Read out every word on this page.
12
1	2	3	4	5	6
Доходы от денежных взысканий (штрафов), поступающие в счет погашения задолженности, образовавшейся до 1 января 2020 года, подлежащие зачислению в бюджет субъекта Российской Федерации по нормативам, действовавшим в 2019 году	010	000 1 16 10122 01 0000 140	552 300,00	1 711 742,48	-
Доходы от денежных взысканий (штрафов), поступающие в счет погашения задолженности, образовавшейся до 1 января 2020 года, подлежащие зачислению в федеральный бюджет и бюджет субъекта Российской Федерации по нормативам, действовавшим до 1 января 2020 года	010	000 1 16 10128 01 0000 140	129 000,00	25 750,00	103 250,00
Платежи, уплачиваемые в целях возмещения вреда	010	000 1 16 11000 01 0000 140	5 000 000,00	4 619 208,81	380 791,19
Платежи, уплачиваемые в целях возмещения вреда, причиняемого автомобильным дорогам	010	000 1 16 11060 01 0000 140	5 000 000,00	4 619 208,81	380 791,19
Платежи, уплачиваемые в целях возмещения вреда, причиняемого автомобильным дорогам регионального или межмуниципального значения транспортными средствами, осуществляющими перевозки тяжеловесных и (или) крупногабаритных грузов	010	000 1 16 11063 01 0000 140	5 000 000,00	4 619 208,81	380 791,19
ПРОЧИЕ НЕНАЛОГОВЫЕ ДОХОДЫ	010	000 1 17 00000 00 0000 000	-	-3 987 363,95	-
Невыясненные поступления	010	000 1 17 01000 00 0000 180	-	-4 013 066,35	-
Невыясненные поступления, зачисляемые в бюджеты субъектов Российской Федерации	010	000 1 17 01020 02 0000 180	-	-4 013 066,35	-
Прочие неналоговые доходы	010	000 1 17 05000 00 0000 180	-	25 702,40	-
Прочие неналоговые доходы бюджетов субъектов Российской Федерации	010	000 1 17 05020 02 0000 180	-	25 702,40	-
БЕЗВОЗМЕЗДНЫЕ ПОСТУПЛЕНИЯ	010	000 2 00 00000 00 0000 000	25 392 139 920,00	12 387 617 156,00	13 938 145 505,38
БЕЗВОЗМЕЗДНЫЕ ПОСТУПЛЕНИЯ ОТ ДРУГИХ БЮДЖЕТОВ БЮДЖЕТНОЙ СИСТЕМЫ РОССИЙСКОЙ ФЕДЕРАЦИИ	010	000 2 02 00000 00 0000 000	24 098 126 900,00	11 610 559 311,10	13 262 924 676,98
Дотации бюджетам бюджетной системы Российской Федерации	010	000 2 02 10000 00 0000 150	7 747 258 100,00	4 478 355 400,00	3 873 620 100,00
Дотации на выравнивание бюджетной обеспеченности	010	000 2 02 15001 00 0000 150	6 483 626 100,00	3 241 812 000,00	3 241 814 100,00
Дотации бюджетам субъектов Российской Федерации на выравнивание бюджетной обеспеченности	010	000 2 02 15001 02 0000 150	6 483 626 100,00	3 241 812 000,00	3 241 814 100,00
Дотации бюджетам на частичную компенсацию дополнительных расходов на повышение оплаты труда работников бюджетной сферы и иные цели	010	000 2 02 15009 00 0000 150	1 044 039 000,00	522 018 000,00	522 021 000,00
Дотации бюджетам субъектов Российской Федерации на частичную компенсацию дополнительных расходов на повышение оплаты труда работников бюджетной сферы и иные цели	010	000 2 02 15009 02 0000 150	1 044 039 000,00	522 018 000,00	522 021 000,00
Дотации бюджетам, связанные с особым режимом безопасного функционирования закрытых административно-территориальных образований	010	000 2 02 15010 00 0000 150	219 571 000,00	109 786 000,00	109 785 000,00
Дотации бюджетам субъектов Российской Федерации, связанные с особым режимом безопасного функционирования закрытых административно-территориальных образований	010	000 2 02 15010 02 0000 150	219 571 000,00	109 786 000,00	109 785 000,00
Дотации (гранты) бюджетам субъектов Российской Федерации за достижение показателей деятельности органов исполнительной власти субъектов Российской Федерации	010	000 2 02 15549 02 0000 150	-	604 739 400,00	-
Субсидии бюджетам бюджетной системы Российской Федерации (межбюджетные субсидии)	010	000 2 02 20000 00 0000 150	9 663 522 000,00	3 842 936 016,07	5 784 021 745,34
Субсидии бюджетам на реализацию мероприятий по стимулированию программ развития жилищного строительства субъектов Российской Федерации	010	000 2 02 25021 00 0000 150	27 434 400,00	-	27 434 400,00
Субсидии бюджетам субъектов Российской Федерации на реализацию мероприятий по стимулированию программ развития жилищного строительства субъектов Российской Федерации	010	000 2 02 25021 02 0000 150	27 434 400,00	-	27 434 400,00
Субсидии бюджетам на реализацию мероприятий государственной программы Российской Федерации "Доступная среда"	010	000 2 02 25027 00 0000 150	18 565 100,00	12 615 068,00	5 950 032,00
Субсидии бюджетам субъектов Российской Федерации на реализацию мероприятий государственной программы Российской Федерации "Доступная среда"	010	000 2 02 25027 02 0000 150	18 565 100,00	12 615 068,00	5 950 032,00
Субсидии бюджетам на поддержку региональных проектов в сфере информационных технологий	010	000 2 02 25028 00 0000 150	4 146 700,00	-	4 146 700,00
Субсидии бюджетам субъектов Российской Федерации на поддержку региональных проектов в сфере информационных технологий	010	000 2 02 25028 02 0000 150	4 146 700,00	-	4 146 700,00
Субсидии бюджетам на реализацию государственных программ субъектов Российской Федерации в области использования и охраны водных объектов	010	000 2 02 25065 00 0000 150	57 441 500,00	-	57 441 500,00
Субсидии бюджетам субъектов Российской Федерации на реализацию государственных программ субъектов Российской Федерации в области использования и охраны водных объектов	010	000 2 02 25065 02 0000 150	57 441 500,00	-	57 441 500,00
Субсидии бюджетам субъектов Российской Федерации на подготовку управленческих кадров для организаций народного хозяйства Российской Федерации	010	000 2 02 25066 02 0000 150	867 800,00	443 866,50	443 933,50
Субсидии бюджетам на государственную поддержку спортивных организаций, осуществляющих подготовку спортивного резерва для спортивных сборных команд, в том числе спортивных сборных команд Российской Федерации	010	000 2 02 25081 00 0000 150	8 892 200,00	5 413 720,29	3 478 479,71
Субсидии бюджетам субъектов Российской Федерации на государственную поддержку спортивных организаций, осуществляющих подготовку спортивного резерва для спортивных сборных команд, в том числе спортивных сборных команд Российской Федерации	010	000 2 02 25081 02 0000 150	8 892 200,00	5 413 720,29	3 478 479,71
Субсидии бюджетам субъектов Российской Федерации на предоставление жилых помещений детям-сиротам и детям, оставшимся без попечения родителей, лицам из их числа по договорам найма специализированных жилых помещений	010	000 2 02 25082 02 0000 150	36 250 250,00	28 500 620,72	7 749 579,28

^^^^^^^^^^^^^^^^

### WORK TO BE COMPLETED
Gather all lines from the records above in which "выравнивание" appears.

### RIGHT ANSWER
Дотации на выравнивание бюджетной обеспеченности	010	000 2 02 15001 00 0000 150	6 483 626 100,00	3 241 812 000,00	3 241 814 100,00
Дотации бюджетам субъектов Российской Федерации на выравнивание бюджетной обеспеченности	010	000 2 02 15001 02 0000 150	6 483 626 100,00	3 241 812 000,00	3 241 814 100,00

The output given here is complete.